• _LISTING_
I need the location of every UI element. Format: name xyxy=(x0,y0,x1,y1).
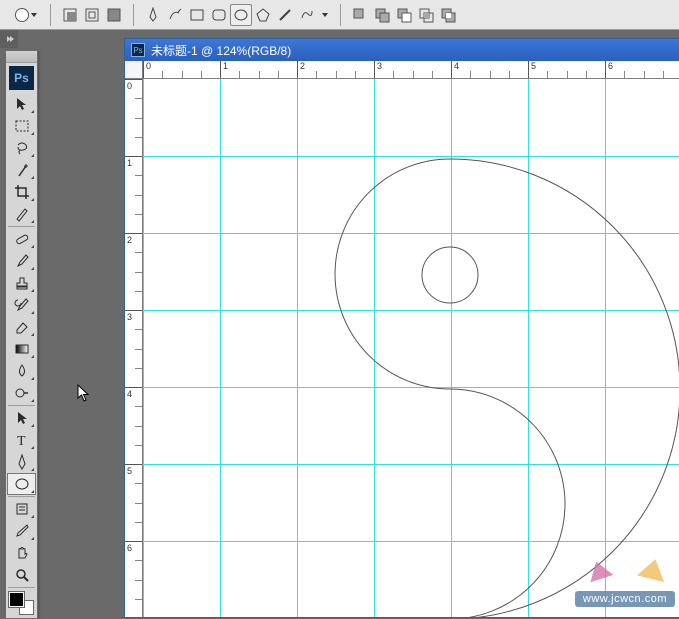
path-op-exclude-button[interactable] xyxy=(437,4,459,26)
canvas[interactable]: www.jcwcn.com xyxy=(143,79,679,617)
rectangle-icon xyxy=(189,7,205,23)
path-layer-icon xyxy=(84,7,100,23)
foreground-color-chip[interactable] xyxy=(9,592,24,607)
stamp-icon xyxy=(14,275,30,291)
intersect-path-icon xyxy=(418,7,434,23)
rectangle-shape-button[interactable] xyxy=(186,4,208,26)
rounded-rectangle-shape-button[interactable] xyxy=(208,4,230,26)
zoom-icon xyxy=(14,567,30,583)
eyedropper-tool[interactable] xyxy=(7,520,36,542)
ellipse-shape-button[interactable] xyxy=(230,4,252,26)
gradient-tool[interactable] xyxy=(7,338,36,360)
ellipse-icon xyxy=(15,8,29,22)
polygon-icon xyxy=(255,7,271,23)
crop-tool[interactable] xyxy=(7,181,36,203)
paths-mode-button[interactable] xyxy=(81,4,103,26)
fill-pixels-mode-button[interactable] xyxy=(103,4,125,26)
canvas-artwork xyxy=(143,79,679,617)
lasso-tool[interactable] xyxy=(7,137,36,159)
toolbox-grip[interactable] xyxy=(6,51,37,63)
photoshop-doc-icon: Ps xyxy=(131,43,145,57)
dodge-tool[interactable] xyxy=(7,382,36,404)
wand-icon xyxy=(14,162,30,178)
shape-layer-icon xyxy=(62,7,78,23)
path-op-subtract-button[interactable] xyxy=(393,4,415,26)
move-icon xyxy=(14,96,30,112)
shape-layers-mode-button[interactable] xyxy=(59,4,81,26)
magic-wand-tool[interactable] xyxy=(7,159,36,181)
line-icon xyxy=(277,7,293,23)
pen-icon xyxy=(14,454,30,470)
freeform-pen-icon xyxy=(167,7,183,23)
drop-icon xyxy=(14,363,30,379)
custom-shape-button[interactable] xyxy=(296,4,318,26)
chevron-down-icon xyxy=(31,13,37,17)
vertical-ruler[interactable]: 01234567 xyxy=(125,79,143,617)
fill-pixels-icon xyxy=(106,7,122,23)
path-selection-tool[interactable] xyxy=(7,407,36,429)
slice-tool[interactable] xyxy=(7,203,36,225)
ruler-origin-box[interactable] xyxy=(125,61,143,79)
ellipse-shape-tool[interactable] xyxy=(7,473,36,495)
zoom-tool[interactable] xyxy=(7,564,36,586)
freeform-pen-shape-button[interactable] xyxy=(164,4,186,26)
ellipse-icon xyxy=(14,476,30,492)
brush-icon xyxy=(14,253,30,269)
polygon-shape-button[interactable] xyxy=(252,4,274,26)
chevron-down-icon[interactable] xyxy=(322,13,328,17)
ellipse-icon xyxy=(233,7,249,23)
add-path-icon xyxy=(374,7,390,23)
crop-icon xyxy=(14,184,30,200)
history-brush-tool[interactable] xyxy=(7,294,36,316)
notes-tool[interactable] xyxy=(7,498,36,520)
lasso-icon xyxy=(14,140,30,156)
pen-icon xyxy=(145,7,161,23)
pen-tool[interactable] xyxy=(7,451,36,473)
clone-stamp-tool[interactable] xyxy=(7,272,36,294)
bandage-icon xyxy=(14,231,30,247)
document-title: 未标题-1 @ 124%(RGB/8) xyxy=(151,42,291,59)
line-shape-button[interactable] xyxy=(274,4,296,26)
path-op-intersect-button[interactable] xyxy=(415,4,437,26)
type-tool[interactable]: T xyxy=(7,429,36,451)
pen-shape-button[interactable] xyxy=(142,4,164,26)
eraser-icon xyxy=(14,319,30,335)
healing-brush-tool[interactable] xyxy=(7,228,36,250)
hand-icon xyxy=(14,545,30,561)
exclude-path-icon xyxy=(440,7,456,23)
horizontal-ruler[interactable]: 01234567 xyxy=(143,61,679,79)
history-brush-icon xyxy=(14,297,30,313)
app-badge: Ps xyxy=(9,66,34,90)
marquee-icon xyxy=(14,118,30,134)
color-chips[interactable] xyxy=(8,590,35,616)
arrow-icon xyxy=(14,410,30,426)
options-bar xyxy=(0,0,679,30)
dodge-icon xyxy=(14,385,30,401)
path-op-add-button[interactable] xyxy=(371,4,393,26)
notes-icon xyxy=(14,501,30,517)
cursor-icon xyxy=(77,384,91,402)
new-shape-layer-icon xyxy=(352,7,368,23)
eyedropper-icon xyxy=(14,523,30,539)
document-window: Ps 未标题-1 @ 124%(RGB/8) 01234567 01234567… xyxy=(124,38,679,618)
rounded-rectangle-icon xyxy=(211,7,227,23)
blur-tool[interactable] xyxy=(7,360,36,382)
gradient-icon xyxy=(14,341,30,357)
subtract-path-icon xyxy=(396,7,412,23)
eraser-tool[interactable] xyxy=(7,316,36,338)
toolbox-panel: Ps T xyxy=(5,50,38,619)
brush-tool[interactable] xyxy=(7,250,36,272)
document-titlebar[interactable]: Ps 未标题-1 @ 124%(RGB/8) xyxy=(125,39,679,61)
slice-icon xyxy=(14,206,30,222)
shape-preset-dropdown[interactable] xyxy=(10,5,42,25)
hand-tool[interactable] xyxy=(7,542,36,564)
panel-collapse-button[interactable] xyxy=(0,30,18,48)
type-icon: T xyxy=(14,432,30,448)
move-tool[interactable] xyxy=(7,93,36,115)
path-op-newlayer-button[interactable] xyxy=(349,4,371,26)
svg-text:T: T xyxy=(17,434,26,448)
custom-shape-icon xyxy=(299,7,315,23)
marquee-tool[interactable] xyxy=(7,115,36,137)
==
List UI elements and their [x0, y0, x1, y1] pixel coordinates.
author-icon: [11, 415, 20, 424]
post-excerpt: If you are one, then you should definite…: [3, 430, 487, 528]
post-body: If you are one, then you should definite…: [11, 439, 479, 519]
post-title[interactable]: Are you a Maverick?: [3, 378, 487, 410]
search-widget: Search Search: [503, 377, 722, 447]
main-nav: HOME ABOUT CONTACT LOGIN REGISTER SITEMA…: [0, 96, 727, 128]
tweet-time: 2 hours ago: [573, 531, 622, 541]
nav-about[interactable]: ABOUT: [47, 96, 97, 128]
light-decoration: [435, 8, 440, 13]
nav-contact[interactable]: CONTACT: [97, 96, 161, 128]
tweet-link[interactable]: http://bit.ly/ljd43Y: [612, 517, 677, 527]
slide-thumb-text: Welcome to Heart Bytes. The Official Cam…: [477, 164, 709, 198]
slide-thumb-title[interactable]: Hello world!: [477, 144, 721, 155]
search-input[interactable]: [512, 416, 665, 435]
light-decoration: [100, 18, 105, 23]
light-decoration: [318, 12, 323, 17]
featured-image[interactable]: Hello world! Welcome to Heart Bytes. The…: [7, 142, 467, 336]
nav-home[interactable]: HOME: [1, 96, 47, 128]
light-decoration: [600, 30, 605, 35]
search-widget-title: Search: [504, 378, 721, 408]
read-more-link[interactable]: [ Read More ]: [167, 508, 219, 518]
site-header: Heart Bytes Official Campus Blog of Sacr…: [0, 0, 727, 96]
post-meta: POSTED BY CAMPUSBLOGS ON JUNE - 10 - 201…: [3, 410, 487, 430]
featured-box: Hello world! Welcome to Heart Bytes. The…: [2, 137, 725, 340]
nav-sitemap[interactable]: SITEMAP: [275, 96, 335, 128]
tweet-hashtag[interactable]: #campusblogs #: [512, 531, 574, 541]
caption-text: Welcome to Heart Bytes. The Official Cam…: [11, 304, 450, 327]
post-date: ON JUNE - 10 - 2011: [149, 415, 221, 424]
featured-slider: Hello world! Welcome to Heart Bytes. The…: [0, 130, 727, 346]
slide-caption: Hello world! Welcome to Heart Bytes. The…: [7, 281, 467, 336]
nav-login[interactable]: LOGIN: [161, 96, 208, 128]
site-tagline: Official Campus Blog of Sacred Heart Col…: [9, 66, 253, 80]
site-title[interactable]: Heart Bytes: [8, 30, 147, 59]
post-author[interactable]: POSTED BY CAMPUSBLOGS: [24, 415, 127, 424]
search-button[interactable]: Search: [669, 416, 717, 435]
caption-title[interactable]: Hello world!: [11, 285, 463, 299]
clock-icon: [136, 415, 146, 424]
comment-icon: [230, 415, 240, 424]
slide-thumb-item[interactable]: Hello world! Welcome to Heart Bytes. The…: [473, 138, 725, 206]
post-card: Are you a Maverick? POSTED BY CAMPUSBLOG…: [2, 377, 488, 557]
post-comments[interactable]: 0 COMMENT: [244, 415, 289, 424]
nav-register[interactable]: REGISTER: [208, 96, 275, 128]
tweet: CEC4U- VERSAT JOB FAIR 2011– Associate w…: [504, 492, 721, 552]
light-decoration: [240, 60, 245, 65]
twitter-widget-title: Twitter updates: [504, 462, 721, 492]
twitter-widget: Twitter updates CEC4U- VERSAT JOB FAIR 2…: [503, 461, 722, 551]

• _PROBLEM REQUIREMENTS_
Copy the lines that start at the one containing "path-op-exclude-button[interactable] xyxy=(437,4,459,26)" and end at the one containing "intersect-path-icon xyxy=(418,7,434,23)", keeping both. Reproduce them without any change.

• _EXPECTED OUTPUT_
path-op-exclude-button[interactable] xyxy=(437,4,459,26)
canvas[interactable]: www.jcwcn.com xyxy=(143,79,679,617)
rectangle-icon xyxy=(189,7,205,23)
path-layer-icon xyxy=(84,7,100,23)
foreground-color-chip[interactable] xyxy=(9,592,24,607)
stamp-icon xyxy=(14,275,30,291)
intersect-path-icon xyxy=(418,7,434,23)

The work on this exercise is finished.